[Exercise instructions] Set down the rows from the line containing "column-header: Sin IU (%) [390,71,478,93]" through the line containing "cell-value: 21,8 [305,405,390,429]", both included, with every character unchanged.
********************
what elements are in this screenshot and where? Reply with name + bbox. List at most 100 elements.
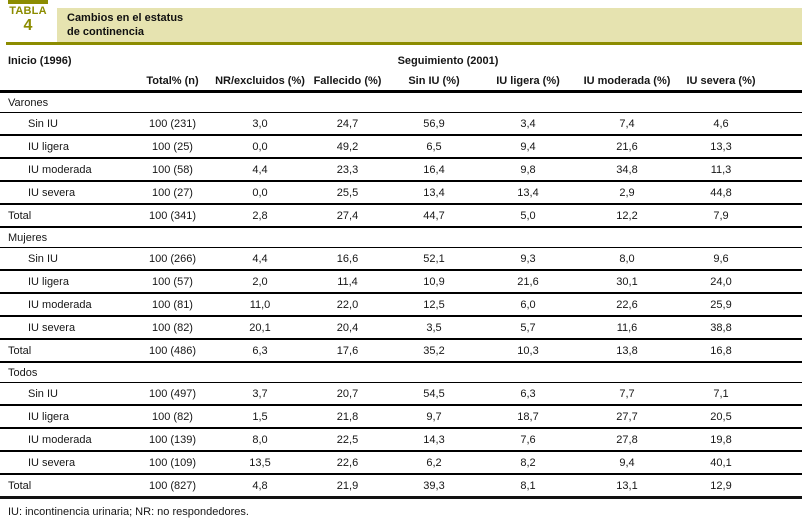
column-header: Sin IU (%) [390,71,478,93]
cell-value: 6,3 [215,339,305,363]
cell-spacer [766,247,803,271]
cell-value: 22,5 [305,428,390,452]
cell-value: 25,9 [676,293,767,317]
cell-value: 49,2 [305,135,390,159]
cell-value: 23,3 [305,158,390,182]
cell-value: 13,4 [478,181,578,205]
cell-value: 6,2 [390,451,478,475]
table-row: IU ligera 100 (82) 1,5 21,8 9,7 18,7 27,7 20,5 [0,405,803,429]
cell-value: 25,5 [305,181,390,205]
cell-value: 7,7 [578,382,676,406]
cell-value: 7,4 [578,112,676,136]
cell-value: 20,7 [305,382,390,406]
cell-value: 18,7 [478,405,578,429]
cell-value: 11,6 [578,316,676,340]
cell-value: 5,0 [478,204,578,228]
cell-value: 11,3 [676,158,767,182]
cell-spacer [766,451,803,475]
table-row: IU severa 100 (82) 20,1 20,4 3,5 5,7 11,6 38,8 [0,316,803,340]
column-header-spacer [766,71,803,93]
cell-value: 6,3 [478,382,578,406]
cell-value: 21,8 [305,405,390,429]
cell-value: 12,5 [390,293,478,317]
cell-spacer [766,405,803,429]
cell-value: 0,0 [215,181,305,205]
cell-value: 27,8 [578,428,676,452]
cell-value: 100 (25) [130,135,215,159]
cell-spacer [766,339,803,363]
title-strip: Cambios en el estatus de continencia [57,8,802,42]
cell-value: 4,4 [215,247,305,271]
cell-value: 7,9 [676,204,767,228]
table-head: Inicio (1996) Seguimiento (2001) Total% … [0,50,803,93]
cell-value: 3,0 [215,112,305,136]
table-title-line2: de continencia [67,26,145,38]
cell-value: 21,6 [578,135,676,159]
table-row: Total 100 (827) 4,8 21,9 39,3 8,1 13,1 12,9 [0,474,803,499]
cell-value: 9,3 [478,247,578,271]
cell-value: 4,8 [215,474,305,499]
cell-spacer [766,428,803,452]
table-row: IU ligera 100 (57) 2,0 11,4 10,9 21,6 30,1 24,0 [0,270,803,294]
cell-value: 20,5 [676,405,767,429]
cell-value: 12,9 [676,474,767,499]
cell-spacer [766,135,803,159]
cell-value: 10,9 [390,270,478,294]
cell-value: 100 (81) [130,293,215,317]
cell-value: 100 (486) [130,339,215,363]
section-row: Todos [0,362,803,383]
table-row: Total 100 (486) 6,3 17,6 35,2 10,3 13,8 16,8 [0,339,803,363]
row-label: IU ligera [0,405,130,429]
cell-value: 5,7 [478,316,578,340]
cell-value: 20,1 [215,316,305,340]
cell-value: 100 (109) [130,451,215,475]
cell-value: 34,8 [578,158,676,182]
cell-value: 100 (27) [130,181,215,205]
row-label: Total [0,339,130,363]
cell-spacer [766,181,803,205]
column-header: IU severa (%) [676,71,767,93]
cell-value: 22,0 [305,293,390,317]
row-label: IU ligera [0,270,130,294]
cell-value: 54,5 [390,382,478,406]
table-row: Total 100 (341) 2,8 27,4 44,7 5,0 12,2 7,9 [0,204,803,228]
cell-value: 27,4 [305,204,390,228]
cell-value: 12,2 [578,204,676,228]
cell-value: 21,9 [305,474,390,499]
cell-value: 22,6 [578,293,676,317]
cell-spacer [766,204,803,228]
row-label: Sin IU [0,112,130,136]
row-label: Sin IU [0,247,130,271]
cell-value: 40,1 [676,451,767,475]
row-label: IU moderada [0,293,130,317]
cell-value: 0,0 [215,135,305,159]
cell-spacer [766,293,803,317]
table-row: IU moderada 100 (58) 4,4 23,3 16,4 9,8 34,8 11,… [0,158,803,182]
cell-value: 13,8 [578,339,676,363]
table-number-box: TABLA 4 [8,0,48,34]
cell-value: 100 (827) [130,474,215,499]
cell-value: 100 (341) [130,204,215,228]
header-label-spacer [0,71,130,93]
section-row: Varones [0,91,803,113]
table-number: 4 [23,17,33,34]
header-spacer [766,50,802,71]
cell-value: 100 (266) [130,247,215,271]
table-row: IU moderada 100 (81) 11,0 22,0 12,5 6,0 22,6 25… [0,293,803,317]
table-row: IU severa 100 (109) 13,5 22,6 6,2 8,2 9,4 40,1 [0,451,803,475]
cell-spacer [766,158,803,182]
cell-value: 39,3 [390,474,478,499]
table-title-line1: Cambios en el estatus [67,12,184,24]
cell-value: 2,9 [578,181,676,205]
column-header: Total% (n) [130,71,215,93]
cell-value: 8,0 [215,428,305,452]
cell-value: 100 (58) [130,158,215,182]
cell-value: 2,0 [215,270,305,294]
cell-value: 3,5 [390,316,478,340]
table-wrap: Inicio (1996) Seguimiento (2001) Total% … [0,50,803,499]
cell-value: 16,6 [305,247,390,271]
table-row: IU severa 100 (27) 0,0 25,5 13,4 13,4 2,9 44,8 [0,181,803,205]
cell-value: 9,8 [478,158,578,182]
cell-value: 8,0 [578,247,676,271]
********************
[Task output]
column-header: Sin IU (%) [390,71,478,93]
cell-value: 6,3 [215,339,305,363]
cell-spacer [766,247,803,271]
cell-value: 22,5 [305,428,390,452]
cell-value: 25,9 [676,293,767,317]
cell-value: 49,2 [305,135,390,159]
cell-value: 23,3 [305,158,390,182]
cell-value: 13,4 [478,181,578,205]
cell-value: 6,2 [390,451,478,475]
table-row: IU ligera 100 (82) 1,5 21,8 9,7 18,7 27,7 20,5 [0,405,803,429]
cell-value: 25,5 [305,181,390,205]
cell-value: 7,7 [578,382,676,406]
cell-value: 7,4 [578,112,676,136]
cell-value: 20,7 [305,382,390,406]
cell-value: 18,7 [478,405,578,429]
cell-value: 11,6 [578,316,676,340]
cell-value: 5,0 [478,204,578,228]
cell-value: 11,3 [676,158,767,182]
cell-spacer [766,451,803,475]
table-row: IU severa 100 (82) 20,1 20,4 3,5 5,7 11,6 38,8 [0,316,803,340]
column-header-spacer [766,71,803,93]
cell-value: 6,3 [478,382,578,406]
cell-value: 21,8 [305,405,390,429]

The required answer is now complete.